**WHAT THE EXERCISE ASKS**. Keep only the lines of the listing that include the word "series", and copy them.

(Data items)
-- Start --

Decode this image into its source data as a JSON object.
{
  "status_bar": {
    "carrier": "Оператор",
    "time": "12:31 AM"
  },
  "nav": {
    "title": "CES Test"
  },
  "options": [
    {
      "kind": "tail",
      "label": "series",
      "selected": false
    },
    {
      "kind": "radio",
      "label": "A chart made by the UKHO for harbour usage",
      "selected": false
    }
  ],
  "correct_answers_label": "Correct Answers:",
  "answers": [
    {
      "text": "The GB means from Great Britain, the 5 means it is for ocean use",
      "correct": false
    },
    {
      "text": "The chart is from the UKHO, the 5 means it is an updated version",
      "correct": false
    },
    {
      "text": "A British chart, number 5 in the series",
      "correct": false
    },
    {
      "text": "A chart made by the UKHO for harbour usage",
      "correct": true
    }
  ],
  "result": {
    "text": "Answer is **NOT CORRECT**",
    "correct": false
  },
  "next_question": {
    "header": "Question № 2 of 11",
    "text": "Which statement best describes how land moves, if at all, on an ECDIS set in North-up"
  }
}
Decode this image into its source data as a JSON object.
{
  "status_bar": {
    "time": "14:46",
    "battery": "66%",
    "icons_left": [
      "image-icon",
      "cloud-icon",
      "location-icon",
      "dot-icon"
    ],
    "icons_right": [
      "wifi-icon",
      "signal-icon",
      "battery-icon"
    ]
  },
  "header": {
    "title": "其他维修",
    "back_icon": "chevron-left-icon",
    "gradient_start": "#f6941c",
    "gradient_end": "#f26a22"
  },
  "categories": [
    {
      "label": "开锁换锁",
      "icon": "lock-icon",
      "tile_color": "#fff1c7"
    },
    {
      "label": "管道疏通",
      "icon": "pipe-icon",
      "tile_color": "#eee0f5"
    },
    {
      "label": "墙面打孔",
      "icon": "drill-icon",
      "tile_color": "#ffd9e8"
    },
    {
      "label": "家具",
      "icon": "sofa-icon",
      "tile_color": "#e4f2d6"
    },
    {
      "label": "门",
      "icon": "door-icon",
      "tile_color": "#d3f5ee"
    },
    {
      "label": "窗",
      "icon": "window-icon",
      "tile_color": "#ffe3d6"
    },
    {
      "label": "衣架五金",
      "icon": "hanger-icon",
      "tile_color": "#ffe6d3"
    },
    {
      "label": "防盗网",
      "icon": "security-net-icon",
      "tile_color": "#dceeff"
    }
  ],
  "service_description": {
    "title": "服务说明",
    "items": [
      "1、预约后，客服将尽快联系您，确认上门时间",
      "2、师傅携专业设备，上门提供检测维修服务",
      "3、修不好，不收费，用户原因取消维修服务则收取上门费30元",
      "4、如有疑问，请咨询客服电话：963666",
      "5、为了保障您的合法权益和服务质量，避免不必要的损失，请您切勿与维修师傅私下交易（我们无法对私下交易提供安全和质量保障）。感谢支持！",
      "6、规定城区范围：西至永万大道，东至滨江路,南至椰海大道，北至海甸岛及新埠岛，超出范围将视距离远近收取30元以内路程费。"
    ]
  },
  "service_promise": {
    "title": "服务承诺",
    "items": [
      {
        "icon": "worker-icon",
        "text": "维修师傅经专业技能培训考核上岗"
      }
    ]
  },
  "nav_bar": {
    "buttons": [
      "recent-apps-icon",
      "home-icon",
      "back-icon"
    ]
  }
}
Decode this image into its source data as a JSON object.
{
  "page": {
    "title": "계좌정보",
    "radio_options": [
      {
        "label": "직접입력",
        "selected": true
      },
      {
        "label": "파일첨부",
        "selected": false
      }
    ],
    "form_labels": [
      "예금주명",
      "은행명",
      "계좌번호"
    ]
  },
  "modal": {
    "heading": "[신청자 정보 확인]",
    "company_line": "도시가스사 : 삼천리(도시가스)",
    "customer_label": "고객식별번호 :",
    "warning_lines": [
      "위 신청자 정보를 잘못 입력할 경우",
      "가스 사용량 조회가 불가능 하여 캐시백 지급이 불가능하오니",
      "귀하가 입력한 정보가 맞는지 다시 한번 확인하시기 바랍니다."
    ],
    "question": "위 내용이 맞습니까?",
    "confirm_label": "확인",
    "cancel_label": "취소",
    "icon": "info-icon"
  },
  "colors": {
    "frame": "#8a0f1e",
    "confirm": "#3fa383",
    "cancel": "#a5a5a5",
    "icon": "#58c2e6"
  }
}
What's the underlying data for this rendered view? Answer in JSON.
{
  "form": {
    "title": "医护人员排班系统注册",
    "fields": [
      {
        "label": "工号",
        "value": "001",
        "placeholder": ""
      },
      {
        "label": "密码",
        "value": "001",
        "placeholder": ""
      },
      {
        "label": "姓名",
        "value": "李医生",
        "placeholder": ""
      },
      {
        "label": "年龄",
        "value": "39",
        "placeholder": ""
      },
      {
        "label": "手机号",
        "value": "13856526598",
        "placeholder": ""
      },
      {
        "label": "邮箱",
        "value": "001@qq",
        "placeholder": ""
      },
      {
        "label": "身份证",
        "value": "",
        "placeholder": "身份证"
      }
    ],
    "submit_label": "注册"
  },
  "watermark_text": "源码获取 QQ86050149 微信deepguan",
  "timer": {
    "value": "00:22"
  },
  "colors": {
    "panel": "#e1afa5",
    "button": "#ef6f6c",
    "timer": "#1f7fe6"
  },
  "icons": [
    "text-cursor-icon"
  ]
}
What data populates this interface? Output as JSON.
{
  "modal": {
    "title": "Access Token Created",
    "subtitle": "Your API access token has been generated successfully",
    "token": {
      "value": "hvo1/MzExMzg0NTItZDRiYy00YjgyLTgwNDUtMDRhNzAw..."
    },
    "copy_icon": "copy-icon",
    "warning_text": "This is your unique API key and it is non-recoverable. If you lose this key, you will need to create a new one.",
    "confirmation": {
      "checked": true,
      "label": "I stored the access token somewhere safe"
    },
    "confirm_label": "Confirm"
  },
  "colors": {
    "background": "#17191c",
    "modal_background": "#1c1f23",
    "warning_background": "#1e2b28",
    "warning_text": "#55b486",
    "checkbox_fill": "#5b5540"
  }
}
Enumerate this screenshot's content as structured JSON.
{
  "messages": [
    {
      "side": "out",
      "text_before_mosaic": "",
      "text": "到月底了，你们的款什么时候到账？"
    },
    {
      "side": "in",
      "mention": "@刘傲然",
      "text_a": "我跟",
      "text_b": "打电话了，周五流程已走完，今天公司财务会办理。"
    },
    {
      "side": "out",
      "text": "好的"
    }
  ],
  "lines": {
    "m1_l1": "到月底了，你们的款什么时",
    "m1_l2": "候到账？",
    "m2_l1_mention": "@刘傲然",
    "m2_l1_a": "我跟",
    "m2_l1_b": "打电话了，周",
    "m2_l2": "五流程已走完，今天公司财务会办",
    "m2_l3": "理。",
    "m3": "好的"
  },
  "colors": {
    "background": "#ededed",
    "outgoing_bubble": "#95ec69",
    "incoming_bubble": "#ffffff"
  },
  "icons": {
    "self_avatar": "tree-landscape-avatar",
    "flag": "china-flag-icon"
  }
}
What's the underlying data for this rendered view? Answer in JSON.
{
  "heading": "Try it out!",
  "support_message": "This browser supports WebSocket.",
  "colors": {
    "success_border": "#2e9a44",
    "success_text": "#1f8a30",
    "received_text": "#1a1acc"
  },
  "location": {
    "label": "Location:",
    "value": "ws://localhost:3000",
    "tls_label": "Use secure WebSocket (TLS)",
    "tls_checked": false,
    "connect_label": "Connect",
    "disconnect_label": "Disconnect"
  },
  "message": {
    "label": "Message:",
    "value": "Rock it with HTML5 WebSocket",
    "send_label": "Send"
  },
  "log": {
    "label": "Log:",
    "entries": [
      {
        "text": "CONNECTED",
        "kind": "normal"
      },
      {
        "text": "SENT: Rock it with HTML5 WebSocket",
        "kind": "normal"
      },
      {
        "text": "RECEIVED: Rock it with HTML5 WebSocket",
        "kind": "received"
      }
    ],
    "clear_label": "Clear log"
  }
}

-- End --

**ANSWER IN FULL**.
      "label": "series",
      "text": "A British chart, number 5 in the series",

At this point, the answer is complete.